Exercise brief: Search the data below for "Vocal"; list each line that holds it.

Source records:
------------------------

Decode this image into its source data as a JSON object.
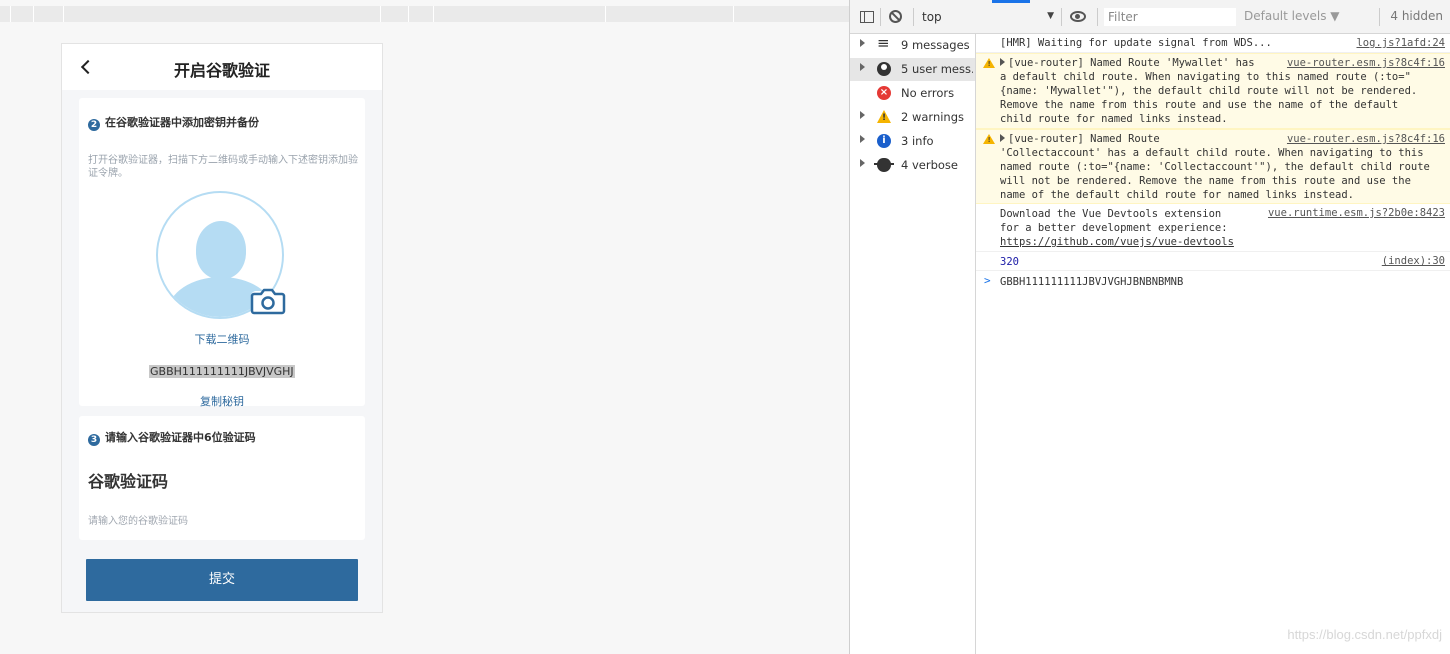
{
  "page": {
    "title": "开启谷歌验证",
    "step2": {
      "number": "2",
      "title": "在谷歌验证器中添加密钥并备份",
      "instructions": "打开谷歌验证器，扫描下方二维码或手动输入下述密钥添加验证令牌。",
      "download_label": "下载二维码",
      "secret_key": "GBBH111111111JBVJVGHJ",
      "copy_label": "复制秘钥"
    },
    "step3": {
      "number": "3",
      "title": "请输入谷歌验证器中6位验证码",
      "code_label": "谷歌验证码",
      "code_placeholder": "请输入您的谷歌验证码",
      "code_value": ""
    },
    "submit_label": "提交"
  },
  "devtools": {
    "toolbar": {
      "context": "top",
      "context_arrow": "▼",
      "filter_placeholder": "Filter",
      "levels": "Default levels ▼",
      "hidden": "4 hidden"
    },
    "sidebar": [
      {
        "icon": "list-icon",
        "label": "9 messages",
        "selected": false
      },
      {
        "icon": "user-icon",
        "label": "5 user mess...",
        "selected": true
      },
      {
        "icon": "error-icon",
        "label": "No errors",
        "selected": false
      },
      {
        "icon": "warning-icon",
        "label": "2 warnings",
        "selected": false
      },
      {
        "icon": "info-icon",
        "label": "3 info",
        "selected": false
      },
      {
        "icon": "bug-icon",
        "label": "4 verbose",
        "selected": false
      }
    ],
    "logs": {
      "hmr": {
        "text": "[HMR] Waiting for update signal from WDS...",
        "source": "log.js?1afd:24"
      },
      "warn1": {
        "lines": [
          "[vue-router] Named Route 'Mywallet' has",
          "a default child route. When navigating to this named route (:to=\"",
          "{name: 'Mywallet'\"), the default child route will not be rendered.",
          "Remove the name from this route and use the name of the default",
          "child route for named links instead."
        ],
        "source": "vue-router.esm.js?8c4f:16"
      },
      "warn2": {
        "lines": [
          "[vue-router] Named Route",
          "'Collectaccount' has a default child route. When navigating to this",
          "named route (:to=\"{name: 'Collectaccount'\"), the default child route",
          "will not be rendered. Remove the name from this route and use the",
          "name of the default child route for named links instead."
        ],
        "source": "vue-router.esm.js?8c4f:16"
      },
      "devtools_msg": {
        "lines": [
          "Download the Vue Devtools extension",
          "for a better development experience:"
        ],
        "link": "https://github.com/vuejs/vue-devtools",
        "source": "vue.runtime.esm.js?2b0e:8423"
      },
      "number": {
        "value": "320",
        "source": "(index):30"
      },
      "prompt": {
        "arrow": ">",
        "text": "GBBH111111111JBVJVGHJBNBNBMNB"
      }
    }
  },
  "watermark": "https://blog.csdn.net/ppfxdj",
  "colors": {
    "accent": "#2e6a9e",
    "avatar": "#b5dcf3",
    "warn_bg": "#fffbe6"
  }
}
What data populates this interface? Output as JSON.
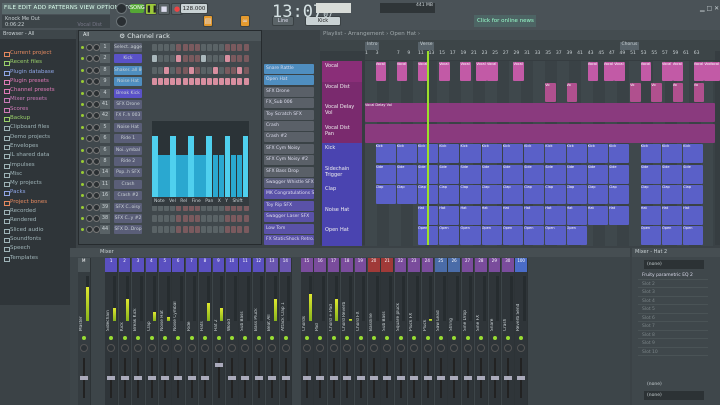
{
  "menu": "FILE EDIT ADD PATTERNS VIEW OPTIONS TOOLS HELP",
  "song": {
    "title": "Knock Me Out",
    "time": "0:06:22",
    "hint": "Vocal Dist"
  },
  "transport": {
    "mode": "SONG",
    "tempo": "128.000",
    "clock": "13:07",
    "clock_sub": "07",
    "cpu": "441 MB"
  },
  "toolbar": {
    "pattern": "Kick",
    "snap": "Line",
    "news": "Click for online news"
  },
  "browser": {
    "title": "Browser - All",
    "items": [
      {
        "label": "Current project",
        "color": "#e68a60"
      },
      {
        "label": "Recent files",
        "color": "#9ad06a"
      },
      {
        "label": "Plugin database",
        "color": "#8fa6e8"
      },
      {
        "label": "Plugin presets",
        "color": "#e07ab8"
      },
      {
        "label": "Channel presets",
        "color": "#e07ab8"
      },
      {
        "label": "Mixer presets",
        "color": "#c87ab8"
      },
      {
        "label": "Scores",
        "color": "#d07ab8"
      },
      {
        "label": "Backup",
        "color": "#9ad06a"
      },
      {
        "label": "Clipboard files",
        "color": "#9fb4b8"
      },
      {
        "label": "Demo projects",
        "color": "#9fb4b8"
      },
      {
        "label": "Envelopes",
        "color": "#9fb4b8"
      },
      {
        "label": "IL shared data",
        "color": "#9fb4b8"
      },
      {
        "label": "Impulses",
        "color": "#9fb4b8"
      },
      {
        "label": "Misc",
        "color": "#9fb4b8"
      },
      {
        "label": "My projects",
        "color": "#9fb4b8"
      },
      {
        "label": "Packs",
        "color": "#8fa6e8"
      },
      {
        "label": "Project bones",
        "color": "#e68a60"
      },
      {
        "label": "Recorded",
        "color": "#9fb4b8"
      },
      {
        "label": "Rendered",
        "color": "#9fb4b8"
      },
      {
        "label": "Sliced audio",
        "color": "#9fb4b8"
      },
      {
        "label": "Soundfonts",
        "color": "#9fb4b8"
      },
      {
        "label": "Speech",
        "color": "#9fb4b8"
      },
      {
        "label": "Templates",
        "color": "#9fb4b8"
      }
    ]
  },
  "channel_rack": {
    "title": "Channel rack",
    "filter": "All",
    "channels": [
      {
        "num": "1",
        "name": "Select..agger",
        "color": "#5a6070"
      },
      {
        "num": "2",
        "name": "Kick",
        "color": "#5a52c8"
      },
      {
        "num": "8",
        "name": "Shaker..all 86",
        "color": "#4f8ec0"
      },
      {
        "num": "9",
        "name": "Noise Hat",
        "color": "#4f8ec0"
      },
      {
        "num": "4",
        "name": "Break Kick",
        "color": "#5a52c8"
      },
      {
        "num": "41",
        "name": "SFX Drone",
        "color": "#5a5e78"
      },
      {
        "num": "42",
        "name": "FX F..h 003",
        "color": "#5a5e78"
      },
      {
        "num": "5",
        "name": "Noise Hat",
        "color": "#5a5e78"
      },
      {
        "num": "6",
        "name": "Ride 1",
        "color": "#5a5e78"
      },
      {
        "num": "6",
        "name": "Noi..ymbal",
        "color": "#5a5e78"
      },
      {
        "num": "8",
        "name": "Ride 2",
        "color": "#5a5e78"
      },
      {
        "num": "14",
        "name": "Pop..h SFX",
        "color": "#5a5e78"
      },
      {
        "num": "11",
        "name": "Crash",
        "color": "#5a5e78"
      },
      {
        "num": "16",
        "name": "Crash #2",
        "color": "#5a5e78"
      },
      {
        "num": "39",
        "name": "SFX C..oisy",
        "color": "#5a5e78"
      },
      {
        "num": "38",
        "name": "SFX C..y #2",
        "color": "#5a5e78"
      },
      {
        "num": "44",
        "name": "SFX D..Drop",
        "color": "#5a5e78"
      }
    ],
    "graph_tabs": "Note Vel Rel Fine Pan X Y Shift",
    "velocities": [
      0.8,
      0.55,
      0.55,
      0.8,
      0.55,
      0.55,
      0.8,
      0.55,
      0.55,
      0.8,
      0.55,
      0.55,
      0.8,
      0.55,
      0.55,
      0.8
    ]
  },
  "picker": [
    {
      "name": "Snare Rattle",
      "color": "#4f8ec0"
    },
    {
      "name": "Open Hat",
      "color": "#4f8ec0"
    },
    {
      "name": "SFX Drone",
      "color": "#5a6068"
    },
    {
      "name": "FX_Sub 006",
      "color": "#5a6068"
    },
    {
      "name": "Toy Scratch SFX",
      "color": "#5a6068"
    },
    {
      "name": "Crash",
      "color": "#5a6068"
    },
    {
      "name": "Crash #2",
      "color": "#5a6068"
    },
    {
      "name": "SFX Cym Noisy",
      "color": "#5a6068"
    },
    {
      "name": "SFX Cym Noisy #2",
      "color": "#5a6068"
    },
    {
      "name": "SFX Bass Drop",
      "color": "#5a6068"
    },
    {
      "name": "Swagger Whistle SFX",
      "color": "#5a5e78"
    },
    {
      "name": "MK Congratulations Sh...",
      "color": "#5a52a8"
    },
    {
      "name": "Toy Rip SFX",
      "color": "#5a52a8"
    },
    {
      "name": "Swagger Laser SFX",
      "color": "#5a52a8"
    },
    {
      "name": "Low Tom",
      "color": "#5a52a8"
    },
    {
      "name": "FX StaticShock Retro...",
      "color": "#5a52a8"
    }
  ],
  "playlist": {
    "title": "Playlist - Arrangement › Open Hat ›",
    "bars": [
      "1",
      "3",
      "7",
      "9",
      "11",
      "13",
      "15",
      "17",
      "19",
      "21",
      "23",
      "25",
      "27",
      "29",
      "31",
      "33",
      "35",
      "37",
      "39",
      "41",
      "43",
      "45",
      "47",
      "49",
      "51",
      "53",
      "55",
      "57",
      "59",
      "61",
      "63"
    ],
    "markers": [
      {
        "label": "Intro",
        "bar": 1
      },
      {
        "label": "Verse",
        "bar": 11
      },
      {
        "label": "Chorus",
        "bar": 49
      }
    ],
    "tracks": [
      {
        "name": "Vocal",
        "color": "#8a2e78",
        "clipcolor": "#c25aa6",
        "clips": [
          3,
          7,
          11,
          15,
          19,
          22,
          24,
          29,
          43,
          46,
          48,
          53,
          57,
          59,
          63,
          65,
          66
        ],
        "clip_label": "Vocal"
      },
      {
        "name": "Vocal Dist",
        "color": "#7a2a6e",
        "clipcolor": "#b0508e",
        "clips": [
          35,
          39,
          51,
          55,
          59,
          63
        ],
        "clip_label": "Vo"
      },
      {
        "name": "Vocal Delay Vol",
        "color": "#7a2a6e",
        "clipcolor": "#8a3a7e",
        "clips": [],
        "clip_label": "Vocal Delay Vol"
      },
      {
        "name": "Vocal Dist Pan",
        "color": "#7a2a6e",
        "clipcolor": "#8a3a7e",
        "clips": [],
        "clip_label": ""
      },
      {
        "name": "Kick",
        "color": "#4a44b0",
        "clipcolor": "#5a60c8",
        "clips": [
          3,
          7,
          11,
          15,
          19,
          23,
          27,
          31,
          35,
          39,
          43,
          47,
          53,
          57,
          61
        ],
        "clip_label": "Kick"
      },
      {
        "name": "Sidechain Trigger",
        "color": "#4a44b0",
        "clipcolor": "#5a60c8",
        "clips": [
          3,
          7,
          11,
          15,
          19,
          23,
          27,
          31,
          35,
          39,
          43,
          47,
          53,
          57,
          61
        ],
        "clip_label": "Side"
      },
      {
        "name": "Clap",
        "color": "#4a44b0",
        "clipcolor": "#5a60c8",
        "clips": [
          3,
          7,
          11,
          15,
          19,
          23,
          27,
          31,
          35,
          39,
          43,
          47,
          53,
          57,
          61
        ],
        "clip_label": "Clap"
      },
      {
        "name": "Noise Hat",
        "color": "#4a44b0",
        "clipcolor": "#5a60c8",
        "clips": [
          11,
          15,
          19,
          23,
          27,
          31,
          35,
          39,
          43,
          47,
          53,
          57,
          61
        ],
        "clip_label": "Hat"
      },
      {
        "name": "Open Hat",
        "color": "#4a44b0",
        "clipcolor": "#5a60c8",
        "clips": [
          11,
          15,
          19,
          23,
          27,
          31,
          35,
          39,
          53,
          57,
          61
        ],
        "clip_label": "Open"
      }
    ]
  },
  "mixer": {
    "title": "Mixer",
    "strips": [
      {
        "n": "M",
        "name": "Master",
        "level": 0.75,
        "color": "#4b5458"
      },
      {
        "n": "1",
        "name": "Sidechain",
        "level": 0.3,
        "color": "#5a50c0"
      },
      {
        "n": "2",
        "name": "Kick",
        "level": 0.5,
        "color": "#5a50c0"
      },
      {
        "n": "3",
        "name": "Break Kick",
        "level": 0,
        "color": "#5a50c0"
      },
      {
        "n": "4",
        "name": "Clap",
        "level": 0.2,
        "color": "#5a50c0"
      },
      {
        "n": "5",
        "name": "Noise Hat",
        "level": 0.1,
        "color": "#5a50c0"
      },
      {
        "n": "6",
        "name": "Noise Cymbal",
        "level": 0,
        "color": "#5a50c0"
      },
      {
        "n": "7",
        "name": "Ride",
        "level": 0,
        "color": "#5a50c0"
      },
      {
        "n": "8",
        "name": "Hats",
        "level": 0.4,
        "color": "#5a50c0"
      },
      {
        "n": "9",
        "name": "Hat 2",
        "level": 0.3,
        "color": "#5a50c0"
      },
      {
        "n": "10",
        "name": "Wood",
        "level": 0,
        "color": "#5a50c0"
      },
      {
        "n": "11",
        "name": "Sub Bass",
        "level": 0,
        "color": "#5a50c0"
      },
      {
        "n": "12",
        "name": "Bass Pluck",
        "level": 0,
        "color": "#5a50c0"
      },
      {
        "n": "13",
        "name": "Beat All",
        "level": 0.5,
        "color": "#6a56b0"
      },
      {
        "n": "14",
        "name": "Attack Clap 1",
        "level": 0,
        "color": "#6a56b0"
      },
      {
        "n": "15",
        "name": "Chords",
        "level": 0.6,
        "color": "#7a4c9c"
      },
      {
        "n": "16",
        "name": "Pad",
        "level": 0,
        "color": "#7a4c9c"
      },
      {
        "n": "17",
        "name": "Chord + Pad",
        "level": 0.5,
        "color": "#7a4c9c"
      },
      {
        "n": "18",
        "name": "Chord Reverb",
        "level": 0.05,
        "color": "#7a4c9c"
      },
      {
        "n": "19",
        "name": "Chord FX",
        "level": 0,
        "color": "#7a4c9c"
      },
      {
        "n": "20",
        "name": "Bassline",
        "level": 0,
        "color": "#a03a38"
      },
      {
        "n": "21",
        "name": "Sub Bass",
        "level": 0,
        "color": "#a03a38"
      },
      {
        "n": "22",
        "name": "Square pluck",
        "level": 0,
        "color": "#7a4c9c"
      },
      {
        "n": "23",
        "name": "Pluck FX",
        "level": 0,
        "color": "#7a4c9c"
      },
      {
        "n": "24",
        "name": "Pluck",
        "level": 0.05,
        "color": "#7a4c9c"
      },
      {
        "n": "25",
        "name": "Saw Lead",
        "level": 0,
        "color": "#4a6ca8"
      },
      {
        "n": "26",
        "name": "String",
        "level": 0,
        "color": "#4a6ca8"
      },
      {
        "n": "27",
        "name": "Sine Drop",
        "level": 0,
        "color": "#7a4c9c"
      },
      {
        "n": "28",
        "name": "Sine FX",
        "level": 0,
        "color": "#7a4c9c"
      },
      {
        "n": "29",
        "name": "Snare",
        "level": 0,
        "color": "#7a4c9c"
      },
      {
        "n": "30",
        "name": "Crash",
        "level": 0,
        "color": "#7a4c9c"
      },
      {
        "n": "100",
        "name": "Reverb Send",
        "level": 0,
        "color": "#4a6cc8"
      }
    ]
  },
  "insert": {
    "title": "Mixer - Hat 2",
    "input": "(none)",
    "output": "(none)",
    "slots": [
      "Fruity parametric EQ 2",
      "Slot 2",
      "Slot 3",
      "Slot 4",
      "Slot 5",
      "Slot 6",
      "Slot 7",
      "Slot 8",
      "Slot 9",
      "Slot 10"
    ]
  }
}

------------------------

Response below:
    "hint": "Vocal Dist"
        "name": "Vocal",
        "clip_label": "Vocal"
        "name": "Vocal Dist",
        "name": "Vocal Delay Vol",
        "clip_label": "Vocal Delay Vol"
        "name": "Vocal Dist Pan",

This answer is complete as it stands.